Given instruction:
Note how many lines in the entries contain the string "alla", then give that number and nothing else.

Dataset entries:
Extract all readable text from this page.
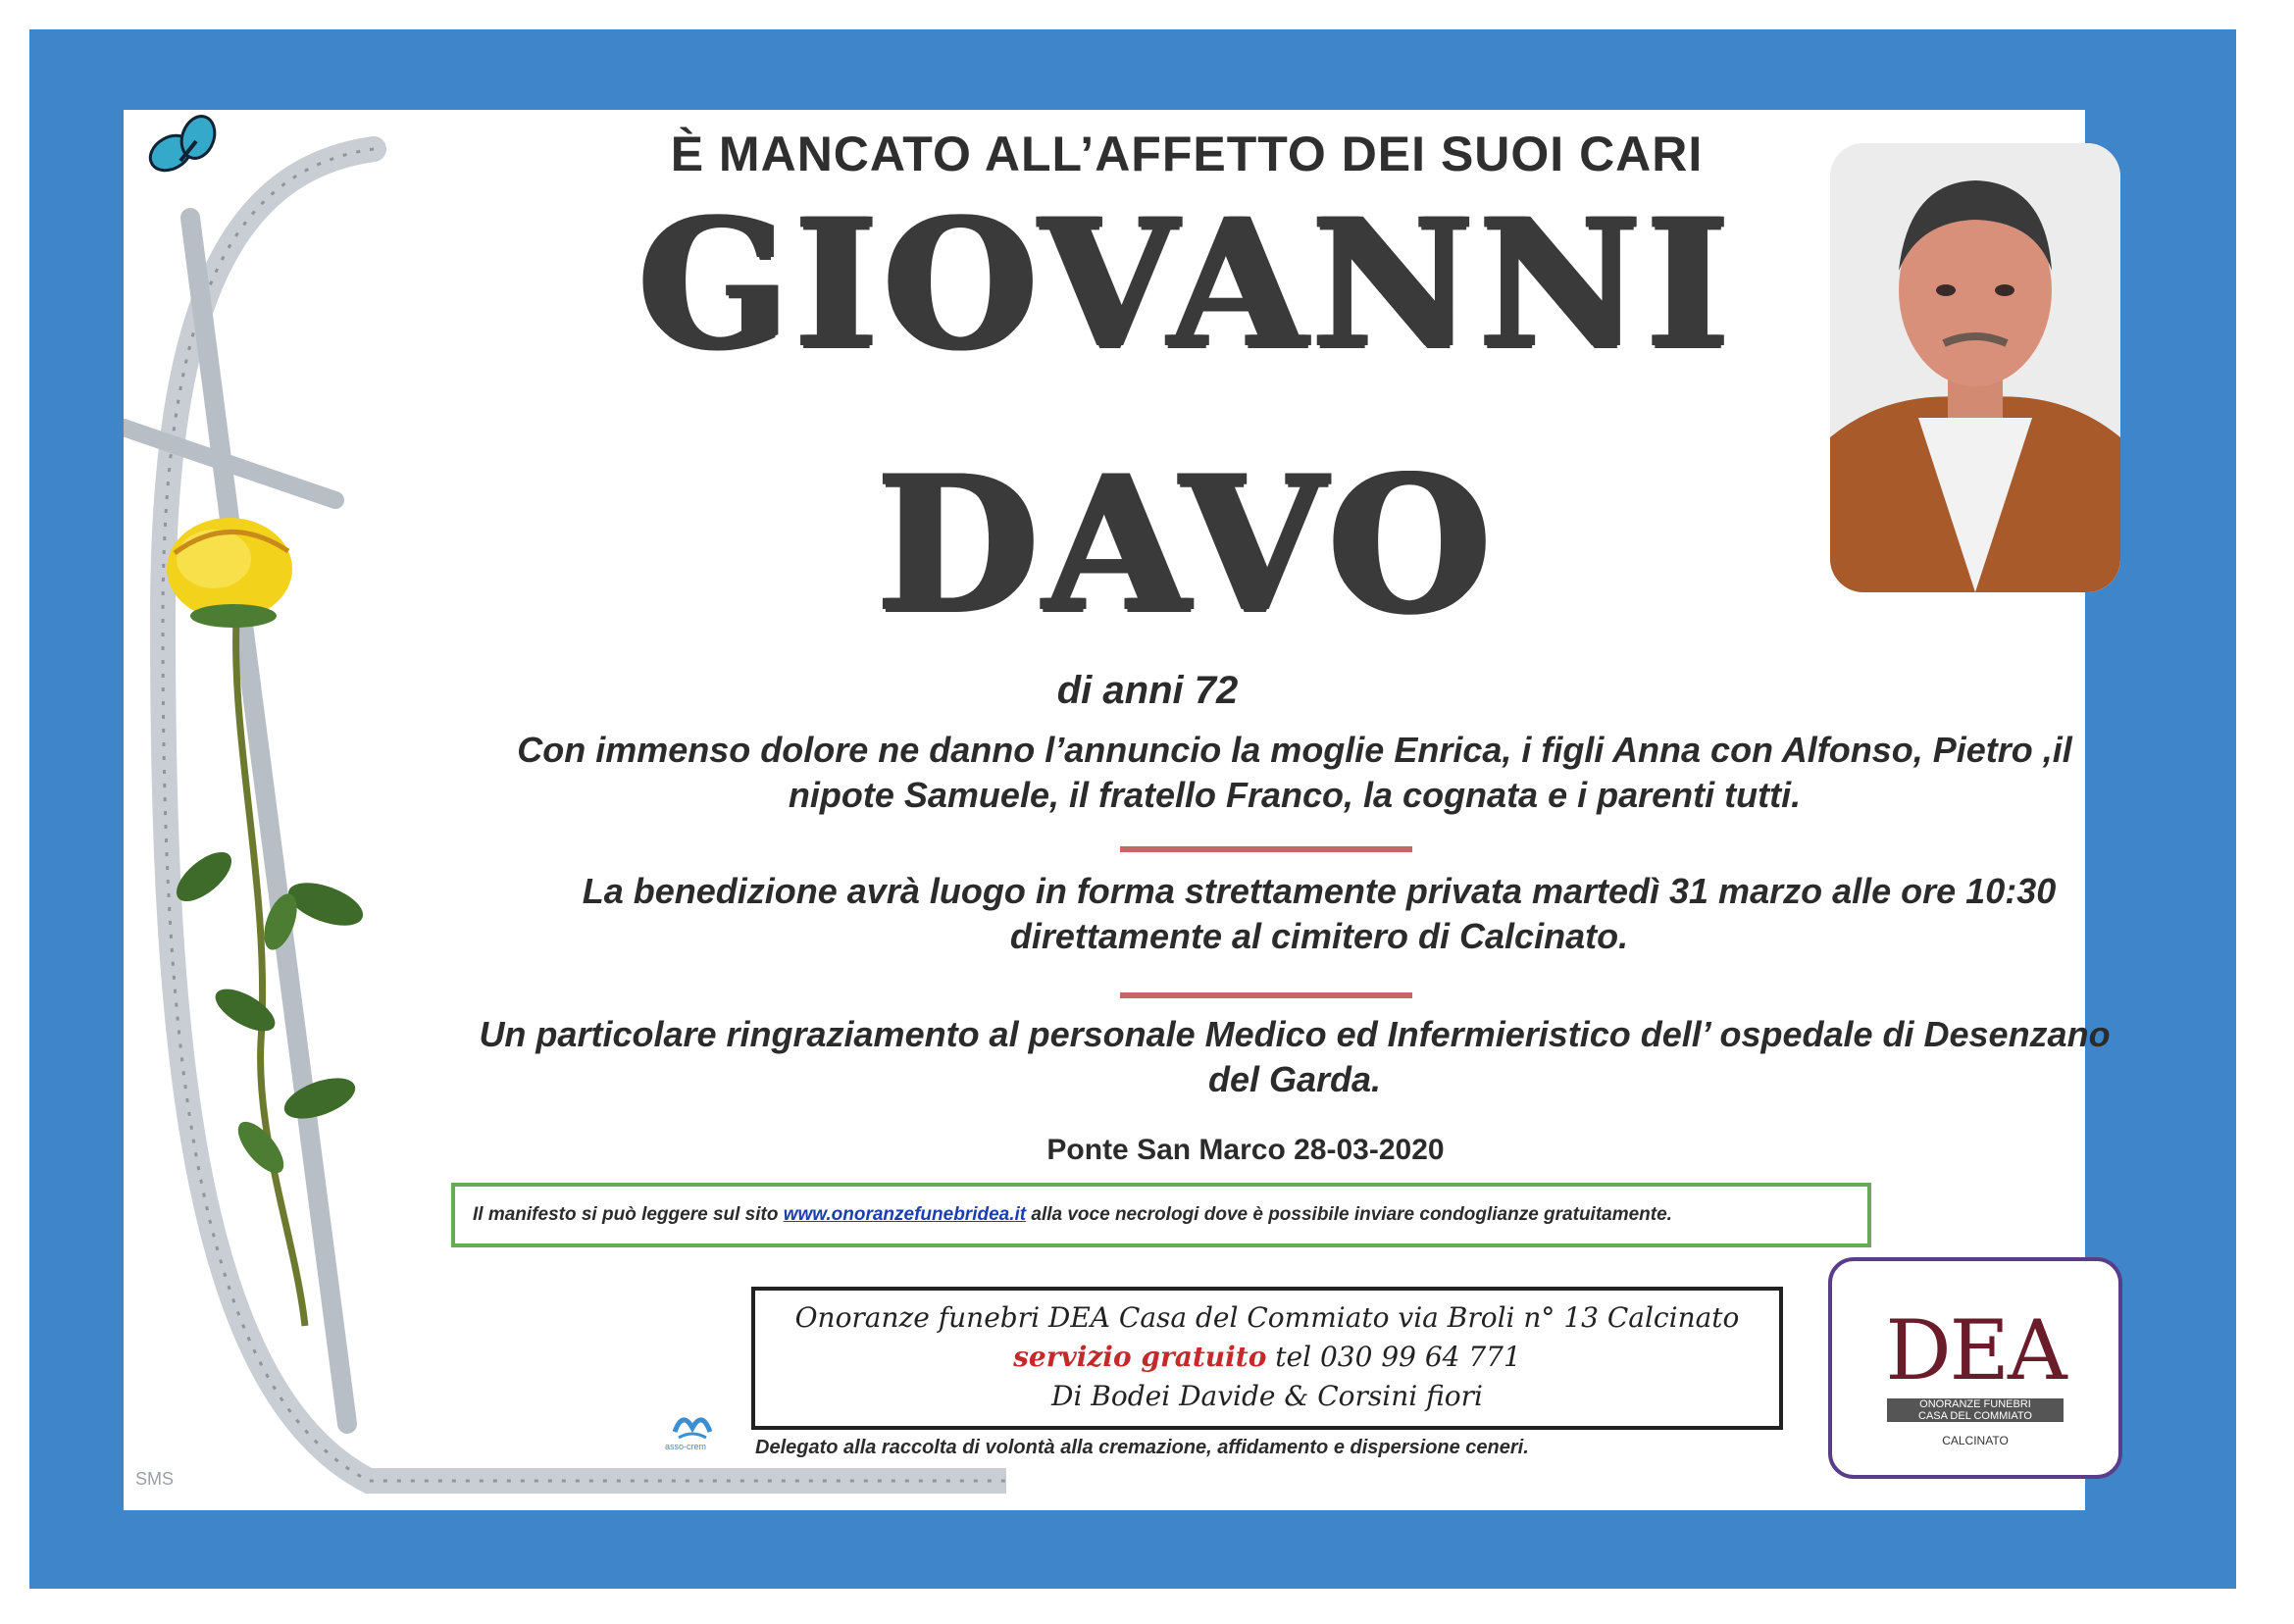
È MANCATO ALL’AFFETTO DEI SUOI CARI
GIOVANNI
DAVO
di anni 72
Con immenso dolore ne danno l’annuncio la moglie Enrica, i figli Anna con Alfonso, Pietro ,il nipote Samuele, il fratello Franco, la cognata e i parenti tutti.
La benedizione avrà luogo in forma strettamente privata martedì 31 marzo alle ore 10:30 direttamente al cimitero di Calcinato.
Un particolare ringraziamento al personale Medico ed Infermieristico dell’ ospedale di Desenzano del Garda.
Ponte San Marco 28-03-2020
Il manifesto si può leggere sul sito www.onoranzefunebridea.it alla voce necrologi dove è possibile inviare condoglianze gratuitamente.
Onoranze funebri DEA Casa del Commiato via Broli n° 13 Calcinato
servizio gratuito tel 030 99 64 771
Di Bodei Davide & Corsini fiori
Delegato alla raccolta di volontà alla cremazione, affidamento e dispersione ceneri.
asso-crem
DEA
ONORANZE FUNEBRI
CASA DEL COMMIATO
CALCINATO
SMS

Answer to the problem:
2